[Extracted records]
___
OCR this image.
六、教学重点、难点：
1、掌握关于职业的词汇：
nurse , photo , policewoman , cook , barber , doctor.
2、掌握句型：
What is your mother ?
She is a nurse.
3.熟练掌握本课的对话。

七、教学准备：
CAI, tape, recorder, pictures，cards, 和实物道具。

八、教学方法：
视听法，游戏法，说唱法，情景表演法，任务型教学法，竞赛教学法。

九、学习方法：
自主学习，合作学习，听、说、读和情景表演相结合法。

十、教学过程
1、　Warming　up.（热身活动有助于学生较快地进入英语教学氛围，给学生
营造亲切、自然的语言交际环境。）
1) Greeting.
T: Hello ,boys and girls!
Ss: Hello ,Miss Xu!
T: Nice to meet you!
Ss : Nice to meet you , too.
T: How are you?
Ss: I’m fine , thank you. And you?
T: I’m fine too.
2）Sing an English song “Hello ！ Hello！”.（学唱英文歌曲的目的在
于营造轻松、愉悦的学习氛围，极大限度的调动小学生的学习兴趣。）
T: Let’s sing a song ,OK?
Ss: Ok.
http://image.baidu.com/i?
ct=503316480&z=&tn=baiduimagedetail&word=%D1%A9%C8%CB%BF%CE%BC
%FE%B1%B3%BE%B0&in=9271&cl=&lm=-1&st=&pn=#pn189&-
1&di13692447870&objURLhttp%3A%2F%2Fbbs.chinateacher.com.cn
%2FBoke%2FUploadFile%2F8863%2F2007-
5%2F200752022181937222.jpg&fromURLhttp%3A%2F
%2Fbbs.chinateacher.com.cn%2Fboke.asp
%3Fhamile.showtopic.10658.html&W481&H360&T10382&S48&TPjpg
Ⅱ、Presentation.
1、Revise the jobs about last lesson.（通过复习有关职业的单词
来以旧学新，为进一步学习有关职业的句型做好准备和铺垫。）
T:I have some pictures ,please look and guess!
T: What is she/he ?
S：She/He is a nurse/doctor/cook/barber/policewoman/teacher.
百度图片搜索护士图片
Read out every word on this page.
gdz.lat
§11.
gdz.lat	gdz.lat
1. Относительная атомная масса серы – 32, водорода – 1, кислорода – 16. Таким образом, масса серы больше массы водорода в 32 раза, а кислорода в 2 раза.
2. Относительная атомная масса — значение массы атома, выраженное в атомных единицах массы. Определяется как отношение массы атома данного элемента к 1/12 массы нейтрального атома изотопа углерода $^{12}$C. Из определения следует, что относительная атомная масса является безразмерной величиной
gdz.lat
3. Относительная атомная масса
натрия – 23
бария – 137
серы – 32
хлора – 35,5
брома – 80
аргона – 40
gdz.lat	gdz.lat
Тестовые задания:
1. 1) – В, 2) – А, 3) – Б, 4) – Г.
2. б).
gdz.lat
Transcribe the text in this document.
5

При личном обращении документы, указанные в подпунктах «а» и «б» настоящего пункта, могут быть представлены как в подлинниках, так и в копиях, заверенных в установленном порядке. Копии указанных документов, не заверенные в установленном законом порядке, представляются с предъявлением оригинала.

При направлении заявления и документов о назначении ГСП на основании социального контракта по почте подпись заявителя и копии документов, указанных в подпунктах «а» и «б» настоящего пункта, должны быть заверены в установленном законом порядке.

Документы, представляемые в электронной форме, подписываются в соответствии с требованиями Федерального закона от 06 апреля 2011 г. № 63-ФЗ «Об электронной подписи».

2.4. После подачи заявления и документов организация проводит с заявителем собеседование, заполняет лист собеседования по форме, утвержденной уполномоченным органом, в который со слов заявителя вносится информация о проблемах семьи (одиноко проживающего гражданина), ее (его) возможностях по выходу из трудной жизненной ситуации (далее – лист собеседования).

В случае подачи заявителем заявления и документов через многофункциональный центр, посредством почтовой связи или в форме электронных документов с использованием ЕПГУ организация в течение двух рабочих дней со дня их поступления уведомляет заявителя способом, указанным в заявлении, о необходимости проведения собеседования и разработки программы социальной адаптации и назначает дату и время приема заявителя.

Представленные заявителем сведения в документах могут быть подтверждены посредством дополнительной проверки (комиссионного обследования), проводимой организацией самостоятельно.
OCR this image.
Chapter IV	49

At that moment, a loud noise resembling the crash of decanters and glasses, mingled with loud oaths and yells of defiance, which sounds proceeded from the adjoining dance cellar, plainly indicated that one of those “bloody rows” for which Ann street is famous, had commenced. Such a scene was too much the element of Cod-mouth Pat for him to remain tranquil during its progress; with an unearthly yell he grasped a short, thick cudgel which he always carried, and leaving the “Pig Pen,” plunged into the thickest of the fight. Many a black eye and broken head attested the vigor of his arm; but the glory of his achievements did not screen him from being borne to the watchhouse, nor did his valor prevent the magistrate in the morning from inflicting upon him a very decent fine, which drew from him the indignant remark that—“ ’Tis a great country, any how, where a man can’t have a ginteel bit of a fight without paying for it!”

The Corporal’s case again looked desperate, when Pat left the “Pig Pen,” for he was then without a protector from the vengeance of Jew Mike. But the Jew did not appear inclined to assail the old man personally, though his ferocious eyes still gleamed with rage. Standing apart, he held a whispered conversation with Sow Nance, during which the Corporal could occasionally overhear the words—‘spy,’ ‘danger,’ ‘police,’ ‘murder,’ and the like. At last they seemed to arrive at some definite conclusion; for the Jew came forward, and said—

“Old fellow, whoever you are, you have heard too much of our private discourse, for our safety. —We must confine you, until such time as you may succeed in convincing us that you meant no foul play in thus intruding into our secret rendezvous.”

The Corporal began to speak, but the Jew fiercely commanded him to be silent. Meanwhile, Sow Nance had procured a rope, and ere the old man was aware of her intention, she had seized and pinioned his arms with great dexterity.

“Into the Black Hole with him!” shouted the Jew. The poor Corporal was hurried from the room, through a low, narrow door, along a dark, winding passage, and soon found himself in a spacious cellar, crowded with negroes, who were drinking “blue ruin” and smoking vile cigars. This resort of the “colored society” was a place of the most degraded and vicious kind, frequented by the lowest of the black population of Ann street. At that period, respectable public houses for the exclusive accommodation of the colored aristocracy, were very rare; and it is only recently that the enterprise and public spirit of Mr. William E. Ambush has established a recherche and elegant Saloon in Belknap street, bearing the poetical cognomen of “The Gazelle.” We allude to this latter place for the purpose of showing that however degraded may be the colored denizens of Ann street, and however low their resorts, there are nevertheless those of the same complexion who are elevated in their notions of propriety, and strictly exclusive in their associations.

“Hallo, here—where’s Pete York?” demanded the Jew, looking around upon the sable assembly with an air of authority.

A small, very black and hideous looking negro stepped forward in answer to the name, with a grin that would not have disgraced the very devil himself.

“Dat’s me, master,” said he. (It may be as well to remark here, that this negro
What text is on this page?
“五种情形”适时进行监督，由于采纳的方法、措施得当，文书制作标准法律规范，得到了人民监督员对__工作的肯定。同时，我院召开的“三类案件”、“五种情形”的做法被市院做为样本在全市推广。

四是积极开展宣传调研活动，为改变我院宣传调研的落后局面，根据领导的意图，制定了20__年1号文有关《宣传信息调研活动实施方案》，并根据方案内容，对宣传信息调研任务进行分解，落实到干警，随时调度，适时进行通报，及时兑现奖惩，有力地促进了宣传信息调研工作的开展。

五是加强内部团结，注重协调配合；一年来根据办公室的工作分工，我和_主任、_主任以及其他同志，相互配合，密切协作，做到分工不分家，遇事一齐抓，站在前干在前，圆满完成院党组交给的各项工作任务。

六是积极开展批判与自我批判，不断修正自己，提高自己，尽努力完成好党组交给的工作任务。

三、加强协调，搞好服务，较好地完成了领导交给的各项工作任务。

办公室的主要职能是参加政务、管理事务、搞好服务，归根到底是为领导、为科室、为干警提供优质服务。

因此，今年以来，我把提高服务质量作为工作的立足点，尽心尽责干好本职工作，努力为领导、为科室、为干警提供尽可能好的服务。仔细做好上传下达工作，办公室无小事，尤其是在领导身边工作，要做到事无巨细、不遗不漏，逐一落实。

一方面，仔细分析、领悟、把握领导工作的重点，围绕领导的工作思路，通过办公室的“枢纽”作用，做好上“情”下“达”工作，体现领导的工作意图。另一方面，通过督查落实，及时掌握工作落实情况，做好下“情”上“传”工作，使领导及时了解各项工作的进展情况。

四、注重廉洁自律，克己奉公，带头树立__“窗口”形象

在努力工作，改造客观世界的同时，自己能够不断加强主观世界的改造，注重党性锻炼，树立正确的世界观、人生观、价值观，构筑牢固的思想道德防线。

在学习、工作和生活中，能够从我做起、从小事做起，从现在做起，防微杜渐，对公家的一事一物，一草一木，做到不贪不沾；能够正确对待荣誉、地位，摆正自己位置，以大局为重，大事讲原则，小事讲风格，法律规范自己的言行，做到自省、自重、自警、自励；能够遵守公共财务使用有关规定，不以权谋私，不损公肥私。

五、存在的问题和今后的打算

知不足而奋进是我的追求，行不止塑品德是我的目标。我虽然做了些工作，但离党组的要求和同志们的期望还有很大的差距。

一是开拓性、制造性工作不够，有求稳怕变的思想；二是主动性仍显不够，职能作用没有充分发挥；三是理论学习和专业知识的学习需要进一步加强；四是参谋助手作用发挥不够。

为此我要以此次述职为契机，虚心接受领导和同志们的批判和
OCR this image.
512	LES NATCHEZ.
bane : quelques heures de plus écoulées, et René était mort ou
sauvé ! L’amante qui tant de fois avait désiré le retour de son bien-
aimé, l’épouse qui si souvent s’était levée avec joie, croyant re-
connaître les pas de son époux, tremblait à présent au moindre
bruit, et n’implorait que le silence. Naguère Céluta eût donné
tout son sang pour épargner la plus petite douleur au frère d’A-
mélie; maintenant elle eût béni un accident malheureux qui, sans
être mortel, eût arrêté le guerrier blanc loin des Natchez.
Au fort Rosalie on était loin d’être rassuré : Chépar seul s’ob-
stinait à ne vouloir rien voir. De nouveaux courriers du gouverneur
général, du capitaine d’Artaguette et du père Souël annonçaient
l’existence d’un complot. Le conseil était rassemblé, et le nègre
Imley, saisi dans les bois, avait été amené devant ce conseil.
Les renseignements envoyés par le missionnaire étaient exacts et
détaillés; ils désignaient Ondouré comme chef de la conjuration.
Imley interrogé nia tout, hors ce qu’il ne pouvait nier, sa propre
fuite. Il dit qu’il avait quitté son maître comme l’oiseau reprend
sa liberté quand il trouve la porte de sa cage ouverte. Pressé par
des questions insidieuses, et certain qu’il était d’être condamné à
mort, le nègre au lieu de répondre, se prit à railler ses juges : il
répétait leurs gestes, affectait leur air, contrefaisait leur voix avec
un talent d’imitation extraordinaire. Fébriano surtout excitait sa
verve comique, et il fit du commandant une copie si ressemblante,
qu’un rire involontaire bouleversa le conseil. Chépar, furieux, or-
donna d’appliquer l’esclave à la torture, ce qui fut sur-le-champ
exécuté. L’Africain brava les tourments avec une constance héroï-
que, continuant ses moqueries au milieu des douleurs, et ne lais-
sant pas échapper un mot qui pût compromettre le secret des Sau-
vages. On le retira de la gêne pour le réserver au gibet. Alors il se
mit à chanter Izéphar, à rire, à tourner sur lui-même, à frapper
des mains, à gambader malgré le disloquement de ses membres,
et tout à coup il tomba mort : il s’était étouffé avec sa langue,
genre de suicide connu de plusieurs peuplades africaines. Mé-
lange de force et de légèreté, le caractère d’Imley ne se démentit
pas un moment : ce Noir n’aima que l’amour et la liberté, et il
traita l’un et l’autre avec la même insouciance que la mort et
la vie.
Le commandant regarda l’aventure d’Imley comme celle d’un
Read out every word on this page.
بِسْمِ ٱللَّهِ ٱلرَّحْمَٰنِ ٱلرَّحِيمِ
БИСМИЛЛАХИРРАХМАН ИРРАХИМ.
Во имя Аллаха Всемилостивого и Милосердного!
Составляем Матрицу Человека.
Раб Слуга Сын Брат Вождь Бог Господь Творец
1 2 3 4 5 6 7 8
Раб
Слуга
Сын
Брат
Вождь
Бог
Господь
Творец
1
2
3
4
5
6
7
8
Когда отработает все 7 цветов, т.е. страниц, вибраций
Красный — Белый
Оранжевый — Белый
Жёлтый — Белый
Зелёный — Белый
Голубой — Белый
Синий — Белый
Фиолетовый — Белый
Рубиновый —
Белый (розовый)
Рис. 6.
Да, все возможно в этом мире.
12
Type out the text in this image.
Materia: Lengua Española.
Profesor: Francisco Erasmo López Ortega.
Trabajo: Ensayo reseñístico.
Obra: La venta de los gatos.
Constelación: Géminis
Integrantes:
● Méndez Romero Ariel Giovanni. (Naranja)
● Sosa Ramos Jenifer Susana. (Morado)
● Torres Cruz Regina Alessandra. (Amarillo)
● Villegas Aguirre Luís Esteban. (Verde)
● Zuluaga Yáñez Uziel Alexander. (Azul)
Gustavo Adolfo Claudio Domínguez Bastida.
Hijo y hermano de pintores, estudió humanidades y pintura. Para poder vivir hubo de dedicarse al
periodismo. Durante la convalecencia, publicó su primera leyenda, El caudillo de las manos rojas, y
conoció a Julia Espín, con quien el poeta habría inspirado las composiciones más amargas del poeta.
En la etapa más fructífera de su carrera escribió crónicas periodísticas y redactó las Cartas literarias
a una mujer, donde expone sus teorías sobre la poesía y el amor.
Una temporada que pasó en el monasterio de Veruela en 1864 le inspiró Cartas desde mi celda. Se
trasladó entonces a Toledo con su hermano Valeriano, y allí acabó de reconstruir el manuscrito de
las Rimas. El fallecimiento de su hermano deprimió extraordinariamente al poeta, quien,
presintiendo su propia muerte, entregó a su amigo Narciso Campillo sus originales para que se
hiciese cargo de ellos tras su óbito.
___
## Description of the task
Which lines in the listing above hold the word "установленном"? Show each of them.

## Result below
При личном обращении документы, указанные в подпунктах «а» и «б» настоящего пункта, могут быть представлены как в подлинниках, так и в копиях, заверенных в установленном порядке. Копии указанных документов, не заверенные в установленном законом порядке, представляются с предъявлением оригинала.
При направлении заявления и документов о назначении ГСП на основании социального контракта по почте подпись заявителя и копии документов, указанных в подпунктах «а» и «б» настоящего пункта, должны быть заверены в установленном законом порядке.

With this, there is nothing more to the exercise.